Written problem:
Below is a set of records. Repeat all of them exactly.

Stored data:
:::::

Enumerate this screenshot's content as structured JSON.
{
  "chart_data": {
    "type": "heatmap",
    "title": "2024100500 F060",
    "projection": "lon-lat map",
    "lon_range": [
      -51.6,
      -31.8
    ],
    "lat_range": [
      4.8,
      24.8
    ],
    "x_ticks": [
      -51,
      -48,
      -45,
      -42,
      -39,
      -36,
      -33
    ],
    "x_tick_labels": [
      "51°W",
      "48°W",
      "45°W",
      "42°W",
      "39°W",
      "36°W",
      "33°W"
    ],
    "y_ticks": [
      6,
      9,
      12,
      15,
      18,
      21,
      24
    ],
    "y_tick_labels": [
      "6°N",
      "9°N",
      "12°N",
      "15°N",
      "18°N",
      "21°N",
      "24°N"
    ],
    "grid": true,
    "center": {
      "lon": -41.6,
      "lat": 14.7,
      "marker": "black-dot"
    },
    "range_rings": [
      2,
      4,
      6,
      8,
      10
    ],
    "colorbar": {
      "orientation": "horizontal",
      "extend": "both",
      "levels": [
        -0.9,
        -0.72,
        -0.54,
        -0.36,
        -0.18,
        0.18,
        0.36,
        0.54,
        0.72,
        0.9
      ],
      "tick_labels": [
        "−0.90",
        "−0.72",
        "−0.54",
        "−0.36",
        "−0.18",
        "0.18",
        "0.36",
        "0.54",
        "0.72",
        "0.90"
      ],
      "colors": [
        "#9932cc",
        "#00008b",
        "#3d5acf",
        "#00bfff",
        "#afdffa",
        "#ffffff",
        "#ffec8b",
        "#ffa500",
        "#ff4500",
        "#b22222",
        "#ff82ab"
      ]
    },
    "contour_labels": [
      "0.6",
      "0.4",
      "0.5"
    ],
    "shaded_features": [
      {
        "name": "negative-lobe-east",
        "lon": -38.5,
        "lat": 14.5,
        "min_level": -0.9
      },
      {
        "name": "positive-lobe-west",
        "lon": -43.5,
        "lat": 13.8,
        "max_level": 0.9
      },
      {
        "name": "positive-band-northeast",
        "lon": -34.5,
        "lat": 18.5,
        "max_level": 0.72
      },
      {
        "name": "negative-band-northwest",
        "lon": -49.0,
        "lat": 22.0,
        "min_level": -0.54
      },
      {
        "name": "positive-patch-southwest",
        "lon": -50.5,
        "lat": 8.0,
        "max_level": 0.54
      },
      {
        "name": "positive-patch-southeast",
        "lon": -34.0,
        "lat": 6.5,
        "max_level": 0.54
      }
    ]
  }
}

:::::

Task answer:
Enumerate this screenshot's content as structured JSON.
{
  "chart_data": {
    "type": "heatmap",
    "title": "2024100500 F060",
    "projection": "lon-lat map",
    "lon_range": [
      -51.6,
      -31.8
    ],
    "lat_range": [
      4.8,
      24.8
    ],
    "x_ticks": [
      -51,
      -48,
      -45,
      -42,
      -39,
      -36,
      -33
    ],
    "x_tick_labels": [
      "51°W",
      "48°W",
      "45°W",
      "42°W",
      "39°W",
      "36°W",
      "33°W"
    ],
    "y_ticks": [
      6,
      9,
      12,
      15,
      18,
      21,
      24
    ],
    "y_tick_labels": [
      "6°N",
      "9°N",
      "12°N",
      "15°N",
      "18°N",
      "21°N",
      "24°N"
    ],
    "grid": true,
    "center": {
      "lon": -41.6,
      "lat": 14.7,
      "marker": "black-dot"
    },
    "range_rings": [
      2,
      4,
      6,
      8,
      10
    ],
    "colorbar": {
      "orientation": "horizontal",
      "extend": "both",
      "levels": [
        -0.9,
        -0.72,
        -0.54,
        -0.36,
        -0.18,
        0.18,
        0.36,
        0.54,
        0.72,
        0.9
      ],
      "tick_labels": [
        "−0.90",
        "−0.72",
        "−0.54",
        "−0.36",
        "−0.18",
        "0.18",
        "0.36",
        "0.54",
        "0.72",
        "0.90"
      ],
      "colors": [
        "#9932cc",
        "#00008b",
        "#3d5acf",
        "#00bfff",
        "#afdffa",
        "#ffffff",
        "#ffec8b",
        "#ffa500",
        "#ff4500",
        "#b22222",
        "#ff82ab"
      ]
    },
    "contour_labels": [
      "0.6",
      "0.4",
      "0.5"
    ],
    "shaded_features": [
      {
        "name": "negative-lobe-east",
        "lon": -38.5,
        "lat": 14.5,
        "min_level": -0.9
      },
      {
        "name": "positive-lobe-west",
        "lon": -43.5,
        "lat": 13.8,
        "max_level": 0.9
      },
      {
        "name": "positive-band-northeast",
        "lon": -34.5,
        "lat": 18.5,
        "max_level": 0.72
      },
      {
        "name": "negative-band-northwest",
        "lon": -49.0,
        "lat": 22.0,
        "min_level": -0.54
      },
      {
        "name": "positive-patch-southwest",
        "lon": -50.5,
        "lat": 8.0,
        "max_level": 0.54
      },
      {
        "name": "positive-patch-southeast",
        "lon": -34.0,
        "lat": 6.5,
        "max_level": 0.54
      }
    ]
  }
}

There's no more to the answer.